## START Dataset excerpts
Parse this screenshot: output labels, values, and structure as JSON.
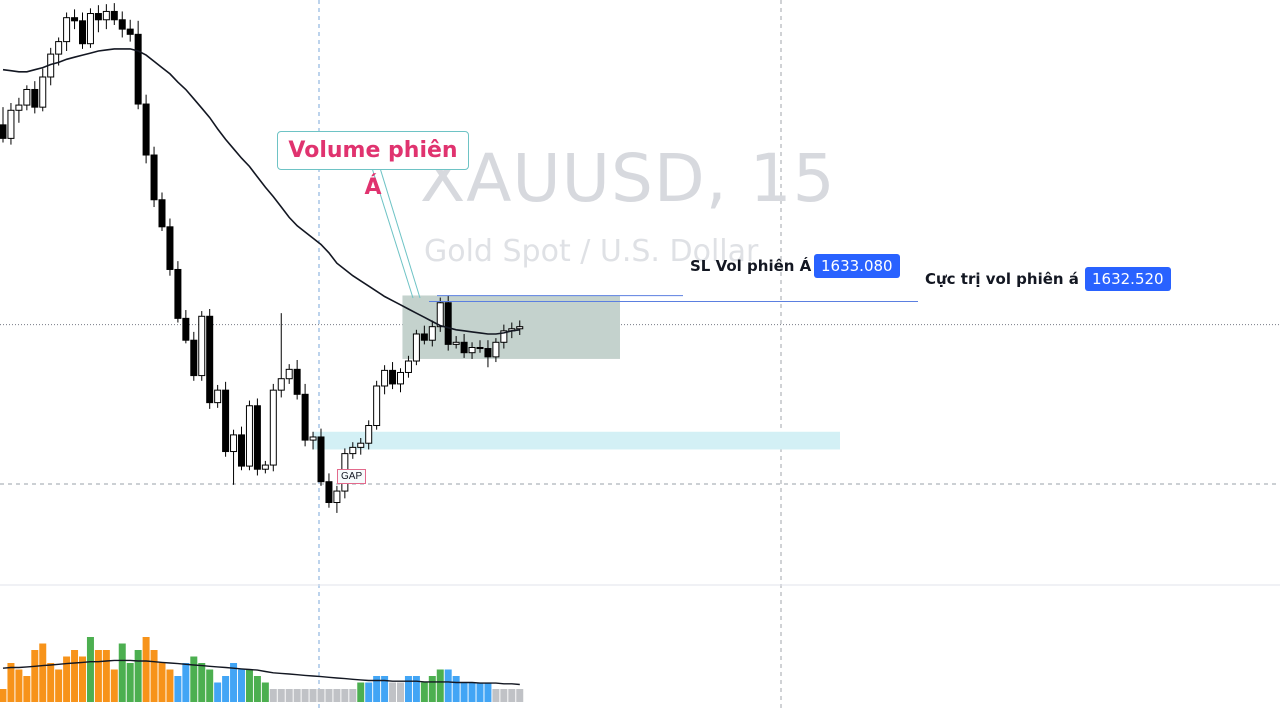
{
  "watermark": {
    "symbol": "XAUUSD, 15",
    "description": "Gold Spot / U.S. Dollar"
  },
  "annotations": {
    "callout": "Volume phiên Á",
    "sl_label": "SL Vol phiên Á",
    "sl_price": "1633.080",
    "extreme_label": "Cực trị vol phiên á",
    "extreme_price": "1632.520",
    "gap_label": "GAP"
  },
  "colors": {
    "bull_body": "#ffffff",
    "bear_body": "#000000",
    "ma": "#131722",
    "range_box": "#c4d2cd",
    "gap_zone": "#d3f0f5",
    "price_tag": "#2962ff",
    "callout_text": "#e0336f",
    "volume_orange": "#f7931a",
    "volume_green": "#4caf50",
    "volume_blue": "#42a5f5",
    "volume_gray": "#c0c2c6"
  },
  "chart_data": {
    "type": "candlestick",
    "symbol": "XAUUSD",
    "timeframe": "15",
    "candles": [
      [
        1649.5,
        1651.2,
        1647.8,
        1648.2
      ],
      [
        1648.2,
        1651.6,
        1647.6,
        1650.9
      ],
      [
        1650.9,
        1652.1,
        1649.7,
        1651.4
      ],
      [
        1651.4,
        1653.3,
        1650.9,
        1652.9
      ],
      [
        1652.9,
        1653.7,
        1650.6,
        1651.2
      ],
      [
        1651.2,
        1654.9,
        1650.8,
        1654.1
      ],
      [
        1654.1,
        1656.9,
        1653.3,
        1656.3
      ],
      [
        1656.3,
        1657.9,
        1655.2,
        1657.5
      ],
      [
        1657.5,
        1660.3,
        1656.6,
        1659.8
      ],
      [
        1659.8,
        1660.6,
        1658.7,
        1659.5
      ],
      [
        1659.5,
        1660.3,
        1656.8,
        1657.3
      ],
      [
        1657.3,
        1660.7,
        1656.9,
        1660.2
      ],
      [
        1660.2,
        1661.0,
        1658.4,
        1659.6
      ],
      [
        1659.6,
        1661.1,
        1658.7,
        1660.4
      ],
      [
        1660.4,
        1661.2,
        1659.1,
        1659.6
      ],
      [
        1659.6,
        1660.4,
        1657.9,
        1658.7
      ],
      [
        1658.7,
        1659.6,
        1657.5,
        1658.2
      ],
      [
        1658.2,
        1659.5,
        1651.0,
        1651.5
      ],
      [
        1651.5,
        1652.4,
        1645.8,
        1646.6
      ],
      [
        1646.6,
        1647.4,
        1641.6,
        1642.3
      ],
      [
        1642.3,
        1643.0,
        1639.3,
        1639.7
      ],
      [
        1639.7,
        1640.5,
        1635.0,
        1635.6
      ],
      [
        1635.6,
        1636.4,
        1630.5,
        1630.9
      ],
      [
        1630.9,
        1631.7,
        1628.5,
        1628.8
      ],
      [
        1628.8,
        1629.6,
        1624.9,
        1625.4
      ],
      [
        1625.4,
        1631.6,
        1624.9,
        1631.1
      ],
      [
        1631.1,
        1631.8,
        1622.2,
        1622.8
      ],
      [
        1622.8,
        1624.5,
        1622.3,
        1624.0
      ],
      [
        1624.0,
        1624.8,
        1617.6,
        1618.1
      ],
      [
        1618.1,
        1620.2,
        1614.9,
        1619.7
      ],
      [
        1619.7,
        1620.5,
        1616.3,
        1616.7
      ],
      [
        1616.7,
        1623.0,
        1616.3,
        1622.5
      ],
      [
        1622.5,
        1623.2,
        1615.8,
        1616.4
      ],
      [
        1616.4,
        1617.2,
        1616.0,
        1616.8
      ],
      [
        1616.8,
        1624.6,
        1616.2,
        1624.0
      ],
      [
        1624.0,
        1631.4,
        1623.3,
        1625.1
      ],
      [
        1625.1,
        1626.5,
        1624.6,
        1626.0
      ],
      [
        1626.0,
        1626.9,
        1623.1,
        1623.6
      ],
      [
        1623.6,
        1624.6,
        1618.6,
        1619.2
      ],
      [
        1619.2,
        1620.0,
        1618.3,
        1619.5
      ],
      [
        1619.5,
        1620.3,
        1614.8,
        1615.2
      ],
      [
        1615.2,
        1616.0,
        1612.7,
        1613.2
      ],
      [
        1613.2,
        1614.8,
        1612.2,
        1614.3
      ],
      [
        1614.3,
        1618.4,
        1613.6,
        1617.9
      ],
      [
        1617.9,
        1619.0,
        1617.4,
        1618.5
      ],
      [
        1618.5,
        1619.4,
        1617.8,
        1618.9
      ],
      [
        1618.9,
        1621.1,
        1618.3,
        1620.6
      ],
      [
        1620.6,
        1624.9,
        1620.2,
        1624.4
      ],
      [
        1624.4,
        1626.4,
        1623.6,
        1625.9
      ],
      [
        1625.9,
        1626.7,
        1624.1,
        1624.6
      ],
      [
        1624.6,
        1626.1,
        1623.8,
        1625.7
      ],
      [
        1625.7,
        1627.3,
        1625.2,
        1626.8
      ],
      [
        1626.8,
        1629.8,
        1626.4,
        1629.4
      ],
      [
        1629.4,
        1630.2,
        1628.4,
        1628.8
      ],
      [
        1628.8,
        1630.7,
        1628.2,
        1630.1
      ],
      [
        1630.1,
        1632.9,
        1629.6,
        1632.4
      ],
      [
        1632.4,
        1633.1,
        1627.8,
        1628.4
      ],
      [
        1628.4,
        1629.2,
        1628.0,
        1628.6
      ],
      [
        1628.6,
        1629.4,
        1627.1,
        1627.6
      ],
      [
        1627.6,
        1628.6,
        1627.0,
        1628.1
      ],
      [
        1628.1,
        1628.8,
        1627.6,
        1628.0
      ],
      [
        1628.0,
        1628.8,
        1626.2,
        1627.2
      ],
      [
        1627.2,
        1629.0,
        1626.7,
        1628.6
      ],
      [
        1628.6,
        1630.3,
        1628.0,
        1629.7
      ],
      [
        1629.7,
        1630.5,
        1629.0,
        1629.9
      ],
      [
        1629.9,
        1630.7,
        1629.3,
        1630.1
      ]
    ],
    "ma_line": [
      1654.8,
      1654.7,
      1654.6,
      1654.6,
      1654.8,
      1655.0,
      1655.3,
      1655.5,
      1655.8,
      1656.0,
      1656.2,
      1656.4,
      1656.6,
      1656.7,
      1656.8,
      1656.8,
      1656.8,
      1656.6,
      1656.2,
      1655.6,
      1655.0,
      1654.4,
      1653.6,
      1652.9,
      1652.0,
      1651.1,
      1650.2,
      1649.1,
      1648.1,
      1647.2,
      1646.3,
      1645.5,
      1644.5,
      1643.5,
      1642.6,
      1641.6,
      1640.6,
      1639.8,
      1639.2,
      1638.6,
      1638.0,
      1637.2,
      1636.2,
      1635.6,
      1635.0,
      1634.5,
      1634.0,
      1633.5,
      1633.0,
      1632.6,
      1632.2,
      1631.8,
      1631.4,
      1631.0,
      1630.6,
      1630.2,
      1630.0,
      1629.8,
      1629.7,
      1629.6,
      1629.5,
      1629.4,
      1629.4,
      1629.5,
      1629.7,
      1629.8
    ],
    "volume": [
      2,
      6,
      5,
      4,
      8,
      9,
      6,
      5,
      7,
      8,
      7,
      10,
      8,
      8,
      5,
      9,
      6,
      8,
      10,
      8,
      6,
      5,
      4,
      6,
      7,
      6,
      5,
      3,
      4,
      6,
      5,
      5,
      4,
      3,
      2,
      2,
      2,
      2,
      2,
      2,
      2,
      2,
      2,
      2,
      2,
      3,
      3,
      4,
      4,
      3,
      3,
      4,
      4,
      3,
      4,
      5,
      5,
      4,
      3,
      3,
      3,
      3,
      2,
      2,
      2,
      2
    ],
    "volume_colors": [
      "orange",
      "orange",
      "orange",
      "orange",
      "orange",
      "orange",
      "orange",
      "orange",
      "orange",
      "orange",
      "orange",
      "green",
      "orange",
      "orange",
      "orange",
      "green",
      "green",
      "green",
      "orange",
      "orange",
      "orange",
      "orange",
      "blue",
      "blue",
      "green",
      "green",
      "green",
      "blue",
      "blue",
      "blue",
      "blue",
      "green",
      "green",
      "green",
      "gray",
      "gray",
      "gray",
      "gray",
      "gray",
      "gray",
      "gray",
      "gray",
      "gray",
      "gray",
      "gray",
      "green",
      "blue",
      "blue",
      "blue",
      "gray",
      "gray",
      "blue",
      "blue",
      "green",
      "green",
      "green",
      "blue",
      "blue",
      "blue",
      "blue",
      "blue",
      "blue",
      "gray",
      "gray",
      "gray",
      "gray"
    ],
    "volume_ma": [
      5.2,
      5.3,
      5.3,
      5.4,
      5.5,
      5.6,
      5.7,
      5.8,
      5.9,
      6.0,
      6.1,
      6.2,
      6.2,
      6.3,
      6.4,
      6.4,
      6.4,
      6.3,
      6.3,
      6.2,
      6.1,
      6.0,
      5.9,
      5.8,
      5.7,
      5.6,
      5.5,
      5.4,
      5.3,
      5.2,
      5.1,
      5.0,
      4.9,
      4.7,
      4.5,
      4.4,
      4.3,
      4.2,
      4.1,
      4.0,
      3.9,
      3.8,
      3.7,
      3.6,
      3.5,
      3.4,
      3.3,
      3.3,
      3.3,
      3.2,
      3.2,
      3.2,
      3.2,
      3.1,
      3.1,
      3.1,
      3.1,
      3.0,
      3.0,
      3.0,
      2.9,
      2.9,
      2.9,
      2.8,
      2.8,
      2.7
    ],
    "levels": {
      "sl_vol": 1633.08,
      "extreme_vol": 1632.52,
      "last_price": 1630.3
    },
    "range_box": {
      "high": 1633.1,
      "low": 1627.0,
      "start_index": 51,
      "end_index": 75
    },
    "gap_zone": {
      "high": 1620.0,
      "low": 1618.3,
      "start_index": 38,
      "end_index": 100
    }
  }
}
## END Dataset excerpts
Directions: Track down every line holding the string "phiên" and copy it.

The completed task:
    "callout": "Volume phiên Á",
    "sl_label": "SL Vol phiên Á",
    "extreme_label": "Cực trị vol phiên á",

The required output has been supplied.